BEGIN Records
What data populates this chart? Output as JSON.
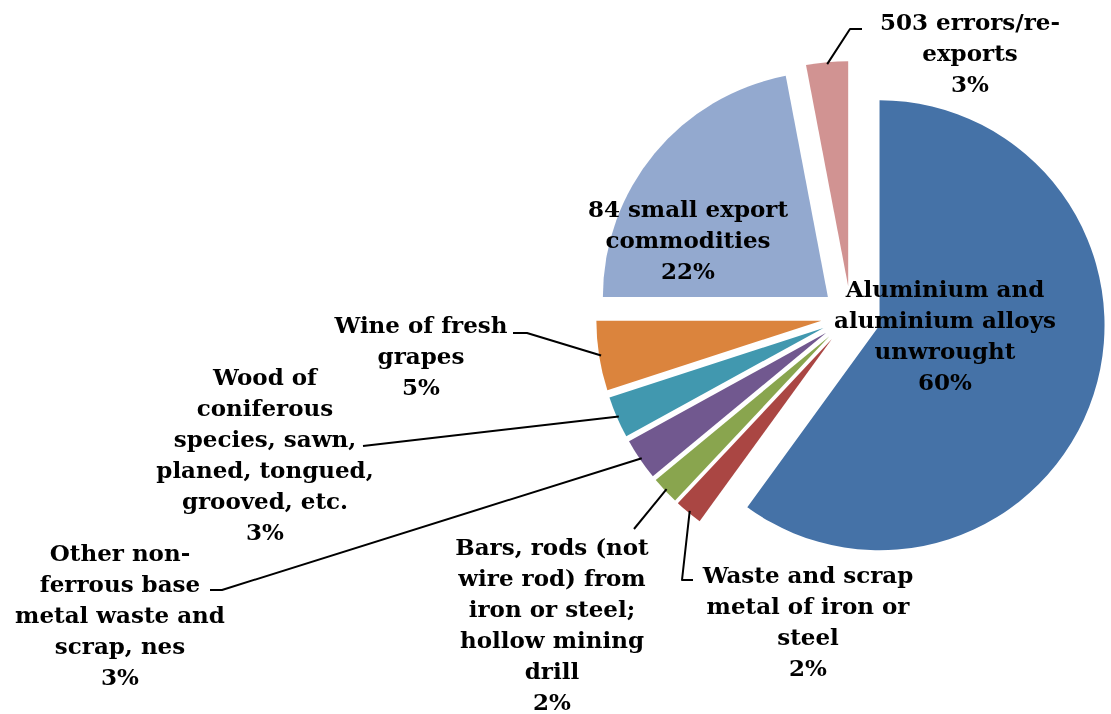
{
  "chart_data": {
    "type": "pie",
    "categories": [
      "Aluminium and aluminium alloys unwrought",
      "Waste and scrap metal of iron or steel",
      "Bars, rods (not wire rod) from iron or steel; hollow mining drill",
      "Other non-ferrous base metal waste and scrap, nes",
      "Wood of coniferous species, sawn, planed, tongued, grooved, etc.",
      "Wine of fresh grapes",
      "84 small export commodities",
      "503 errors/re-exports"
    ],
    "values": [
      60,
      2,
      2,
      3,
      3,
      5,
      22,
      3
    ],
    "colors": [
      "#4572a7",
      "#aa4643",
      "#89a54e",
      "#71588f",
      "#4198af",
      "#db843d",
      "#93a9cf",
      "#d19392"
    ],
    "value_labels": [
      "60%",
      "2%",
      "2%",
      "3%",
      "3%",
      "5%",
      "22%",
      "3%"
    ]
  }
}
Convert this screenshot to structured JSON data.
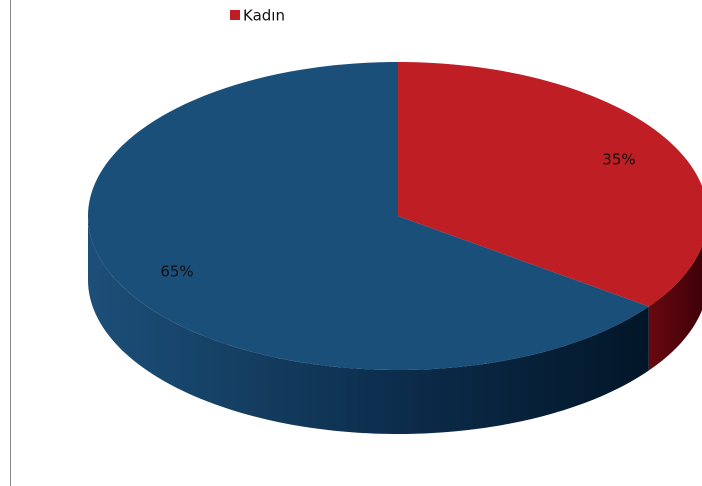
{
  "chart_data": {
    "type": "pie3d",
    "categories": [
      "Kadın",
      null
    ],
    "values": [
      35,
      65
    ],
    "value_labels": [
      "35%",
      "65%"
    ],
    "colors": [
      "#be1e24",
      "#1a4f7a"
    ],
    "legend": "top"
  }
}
END Records
Job
All lines of the data above that include the word "JSON" must be shown.

Exercise output
What data populates this chart? Output as JSON.
Convert this screenshot to structured JSON data.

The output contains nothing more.